# Recorded data
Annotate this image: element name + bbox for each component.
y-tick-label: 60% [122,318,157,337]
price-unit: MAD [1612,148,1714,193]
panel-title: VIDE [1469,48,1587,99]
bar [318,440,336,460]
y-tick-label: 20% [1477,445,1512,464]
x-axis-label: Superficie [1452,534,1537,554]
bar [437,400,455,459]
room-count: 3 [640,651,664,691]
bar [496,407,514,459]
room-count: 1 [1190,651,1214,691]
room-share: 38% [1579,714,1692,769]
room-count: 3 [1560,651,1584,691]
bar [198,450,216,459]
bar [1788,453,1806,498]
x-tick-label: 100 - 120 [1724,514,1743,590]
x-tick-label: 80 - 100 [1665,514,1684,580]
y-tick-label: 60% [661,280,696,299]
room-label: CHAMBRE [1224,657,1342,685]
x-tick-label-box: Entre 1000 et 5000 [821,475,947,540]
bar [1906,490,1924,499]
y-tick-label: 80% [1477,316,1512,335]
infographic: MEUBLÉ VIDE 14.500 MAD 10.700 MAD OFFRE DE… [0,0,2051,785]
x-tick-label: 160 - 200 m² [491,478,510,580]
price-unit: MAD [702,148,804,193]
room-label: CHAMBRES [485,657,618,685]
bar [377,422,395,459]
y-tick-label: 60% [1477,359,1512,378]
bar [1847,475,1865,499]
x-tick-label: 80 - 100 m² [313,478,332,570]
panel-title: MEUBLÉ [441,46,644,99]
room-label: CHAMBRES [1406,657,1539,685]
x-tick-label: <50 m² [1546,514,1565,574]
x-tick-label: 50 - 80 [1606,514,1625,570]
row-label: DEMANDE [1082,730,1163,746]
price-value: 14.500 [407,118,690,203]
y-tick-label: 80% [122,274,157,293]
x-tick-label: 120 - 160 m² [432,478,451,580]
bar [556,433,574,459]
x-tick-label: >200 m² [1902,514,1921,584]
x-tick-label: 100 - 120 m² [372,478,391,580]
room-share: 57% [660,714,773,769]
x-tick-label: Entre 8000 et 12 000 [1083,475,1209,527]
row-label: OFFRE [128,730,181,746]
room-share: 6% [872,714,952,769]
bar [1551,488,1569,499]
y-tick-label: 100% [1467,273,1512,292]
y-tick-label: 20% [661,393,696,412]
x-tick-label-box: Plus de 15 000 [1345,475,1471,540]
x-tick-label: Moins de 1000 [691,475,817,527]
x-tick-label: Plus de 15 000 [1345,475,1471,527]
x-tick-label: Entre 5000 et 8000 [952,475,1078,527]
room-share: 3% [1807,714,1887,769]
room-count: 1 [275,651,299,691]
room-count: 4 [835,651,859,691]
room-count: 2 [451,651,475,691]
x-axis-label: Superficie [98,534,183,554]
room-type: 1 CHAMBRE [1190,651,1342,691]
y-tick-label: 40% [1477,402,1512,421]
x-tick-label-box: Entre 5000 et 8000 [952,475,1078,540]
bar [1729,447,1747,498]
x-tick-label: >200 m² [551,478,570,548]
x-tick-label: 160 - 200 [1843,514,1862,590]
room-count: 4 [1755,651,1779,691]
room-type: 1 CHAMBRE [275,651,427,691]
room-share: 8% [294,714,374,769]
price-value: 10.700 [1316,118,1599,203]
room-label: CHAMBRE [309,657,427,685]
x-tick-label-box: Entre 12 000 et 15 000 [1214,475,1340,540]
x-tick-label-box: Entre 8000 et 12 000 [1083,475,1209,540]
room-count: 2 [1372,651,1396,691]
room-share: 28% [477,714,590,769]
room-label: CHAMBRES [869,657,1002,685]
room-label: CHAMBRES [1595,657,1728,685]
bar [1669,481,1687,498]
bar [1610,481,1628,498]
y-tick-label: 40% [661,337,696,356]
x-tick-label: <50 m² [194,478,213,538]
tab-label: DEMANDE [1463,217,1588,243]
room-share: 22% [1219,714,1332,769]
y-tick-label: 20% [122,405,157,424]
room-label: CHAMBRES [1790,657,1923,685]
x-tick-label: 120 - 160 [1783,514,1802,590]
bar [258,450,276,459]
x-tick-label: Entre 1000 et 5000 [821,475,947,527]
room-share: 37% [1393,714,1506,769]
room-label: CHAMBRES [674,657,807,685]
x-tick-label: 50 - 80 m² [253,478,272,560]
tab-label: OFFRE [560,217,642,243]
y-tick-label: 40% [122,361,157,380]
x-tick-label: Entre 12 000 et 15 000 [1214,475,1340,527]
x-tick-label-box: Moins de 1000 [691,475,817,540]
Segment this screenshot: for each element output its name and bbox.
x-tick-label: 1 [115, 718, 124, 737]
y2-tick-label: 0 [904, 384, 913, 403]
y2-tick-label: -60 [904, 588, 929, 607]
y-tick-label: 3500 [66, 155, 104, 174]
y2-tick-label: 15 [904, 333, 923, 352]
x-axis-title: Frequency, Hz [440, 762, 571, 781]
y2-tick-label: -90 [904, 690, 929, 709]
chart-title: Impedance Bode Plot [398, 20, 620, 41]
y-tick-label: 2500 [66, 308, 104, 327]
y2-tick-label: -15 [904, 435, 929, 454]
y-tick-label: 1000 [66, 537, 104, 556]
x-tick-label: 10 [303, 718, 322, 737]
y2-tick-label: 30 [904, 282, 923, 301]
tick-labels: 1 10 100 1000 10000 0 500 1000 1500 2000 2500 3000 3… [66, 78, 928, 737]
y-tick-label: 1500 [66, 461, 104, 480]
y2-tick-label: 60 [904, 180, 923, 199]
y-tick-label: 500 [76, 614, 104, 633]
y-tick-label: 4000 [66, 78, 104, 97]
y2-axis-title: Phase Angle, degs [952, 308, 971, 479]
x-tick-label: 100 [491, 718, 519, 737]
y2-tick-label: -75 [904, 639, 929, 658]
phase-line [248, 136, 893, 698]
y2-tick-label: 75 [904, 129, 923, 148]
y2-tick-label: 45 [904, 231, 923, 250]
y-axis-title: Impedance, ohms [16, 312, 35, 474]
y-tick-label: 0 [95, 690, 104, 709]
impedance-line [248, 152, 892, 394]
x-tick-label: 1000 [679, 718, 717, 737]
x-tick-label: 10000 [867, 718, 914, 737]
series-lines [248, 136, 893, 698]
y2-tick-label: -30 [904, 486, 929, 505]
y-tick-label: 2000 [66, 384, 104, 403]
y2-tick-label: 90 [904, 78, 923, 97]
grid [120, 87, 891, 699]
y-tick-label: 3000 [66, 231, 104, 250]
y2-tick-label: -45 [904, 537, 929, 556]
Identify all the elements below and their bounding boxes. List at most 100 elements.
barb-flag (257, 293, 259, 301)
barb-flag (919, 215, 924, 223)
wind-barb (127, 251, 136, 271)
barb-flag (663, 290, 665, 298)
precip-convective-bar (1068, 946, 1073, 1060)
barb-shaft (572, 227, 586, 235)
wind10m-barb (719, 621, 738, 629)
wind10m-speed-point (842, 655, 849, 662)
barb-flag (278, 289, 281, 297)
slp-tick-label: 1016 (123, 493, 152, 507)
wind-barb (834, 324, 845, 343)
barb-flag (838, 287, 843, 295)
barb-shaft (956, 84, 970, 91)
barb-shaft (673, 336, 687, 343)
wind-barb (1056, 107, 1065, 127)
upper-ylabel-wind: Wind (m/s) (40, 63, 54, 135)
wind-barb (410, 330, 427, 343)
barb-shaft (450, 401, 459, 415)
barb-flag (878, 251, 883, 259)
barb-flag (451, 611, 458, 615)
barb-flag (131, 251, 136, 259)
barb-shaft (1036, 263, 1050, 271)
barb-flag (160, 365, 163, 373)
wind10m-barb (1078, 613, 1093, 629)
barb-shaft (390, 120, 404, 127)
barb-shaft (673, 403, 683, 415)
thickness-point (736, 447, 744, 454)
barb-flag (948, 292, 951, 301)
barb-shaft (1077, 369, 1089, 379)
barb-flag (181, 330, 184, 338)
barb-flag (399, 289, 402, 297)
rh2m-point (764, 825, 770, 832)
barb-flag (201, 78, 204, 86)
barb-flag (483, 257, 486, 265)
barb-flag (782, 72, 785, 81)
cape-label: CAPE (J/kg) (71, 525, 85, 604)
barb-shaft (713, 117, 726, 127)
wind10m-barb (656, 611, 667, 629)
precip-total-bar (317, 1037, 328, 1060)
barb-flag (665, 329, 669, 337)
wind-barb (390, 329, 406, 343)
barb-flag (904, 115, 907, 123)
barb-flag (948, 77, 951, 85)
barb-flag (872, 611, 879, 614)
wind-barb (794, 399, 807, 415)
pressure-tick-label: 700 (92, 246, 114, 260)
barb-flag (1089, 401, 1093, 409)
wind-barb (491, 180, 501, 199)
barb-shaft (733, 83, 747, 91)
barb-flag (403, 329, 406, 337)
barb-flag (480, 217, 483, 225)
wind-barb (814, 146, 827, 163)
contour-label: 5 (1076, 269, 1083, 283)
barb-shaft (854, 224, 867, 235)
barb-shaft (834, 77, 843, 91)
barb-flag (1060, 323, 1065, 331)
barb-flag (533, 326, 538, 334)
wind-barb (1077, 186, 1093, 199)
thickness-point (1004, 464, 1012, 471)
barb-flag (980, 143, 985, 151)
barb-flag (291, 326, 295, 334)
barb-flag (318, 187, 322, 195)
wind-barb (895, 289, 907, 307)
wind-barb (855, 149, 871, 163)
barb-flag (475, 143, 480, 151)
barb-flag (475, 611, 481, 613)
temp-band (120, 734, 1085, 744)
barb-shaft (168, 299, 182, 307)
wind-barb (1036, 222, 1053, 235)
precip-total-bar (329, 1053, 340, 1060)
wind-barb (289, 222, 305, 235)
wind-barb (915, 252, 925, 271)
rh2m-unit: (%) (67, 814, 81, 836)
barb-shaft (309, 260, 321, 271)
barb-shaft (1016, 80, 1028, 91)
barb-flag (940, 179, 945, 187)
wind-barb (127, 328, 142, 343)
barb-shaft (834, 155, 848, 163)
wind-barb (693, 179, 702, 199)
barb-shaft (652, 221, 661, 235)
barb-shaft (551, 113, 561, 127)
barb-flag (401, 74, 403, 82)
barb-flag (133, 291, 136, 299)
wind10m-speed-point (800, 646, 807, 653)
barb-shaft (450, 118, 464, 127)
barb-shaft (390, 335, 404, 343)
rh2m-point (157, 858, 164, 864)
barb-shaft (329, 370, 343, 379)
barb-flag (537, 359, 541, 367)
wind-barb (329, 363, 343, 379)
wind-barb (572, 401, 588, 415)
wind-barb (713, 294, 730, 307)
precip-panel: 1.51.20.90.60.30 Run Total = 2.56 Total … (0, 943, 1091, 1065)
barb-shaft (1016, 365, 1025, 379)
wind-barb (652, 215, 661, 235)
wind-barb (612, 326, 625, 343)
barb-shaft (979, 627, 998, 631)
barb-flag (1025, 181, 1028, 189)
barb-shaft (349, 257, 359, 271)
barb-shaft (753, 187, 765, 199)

# Written instruction
Present the data from its first line through the line containing "y-tick-label: 80% [1477,316,1512,335]", both ends included, as a Markdown table with the columns Row and Entry. Give each line its number under Row and the line itself under Entry, and omit any blank lines.

# Response below
| Row | Entry |
|---|---|
| 1 | Annotate this image: element name + bbox for each component. |
| 2 | y-tick-label: 60% [122,318,157,337] |
| 3 | price-unit: MAD [1612,148,1714,193] |
| 4 | panel-title: VIDE [1469,48,1587,99] |
| 5 | bar [318,440,336,460] |
| 6 | y-tick-label: 20% [1477,445,1512,464] |
| 7 | x-axis-label: Superficie [1452,534,1537,554] |
| 8 | bar [437,400,455,459] |
| 9 | room-count: 3 [640,651,664,691] |
| 10 | bar [496,407,514,459] |
| 11 | room-count: 1 [1190,651,1214,691] |
| 12 | room-share: 38% [1579,714,1692,769] |
| 13 | room-count: 3 [1560,651,1584,691] |
| 14 | bar [198,450,216,459] |
| 15 | bar [1788,453,1806,498] |
| 16 | x-tick-label: 100 - 120 [1724,514,1743,590] |
| 17 | x-tick-label: 80 - 100 [1665,514,1684,580] |
| 18 | y-tick-label: 60% [661,280,696,299] |
| 19 | room-label: CHAMBRE [1224,657,1342,685] |
| 20 | x-tick-label-box: Entre 1000 et 5000 [821,475,947,540] |
| 21 | bar [1906,490,1924,499] |
| 22 | y-tick-label: 80% [1477,316,1512,335] |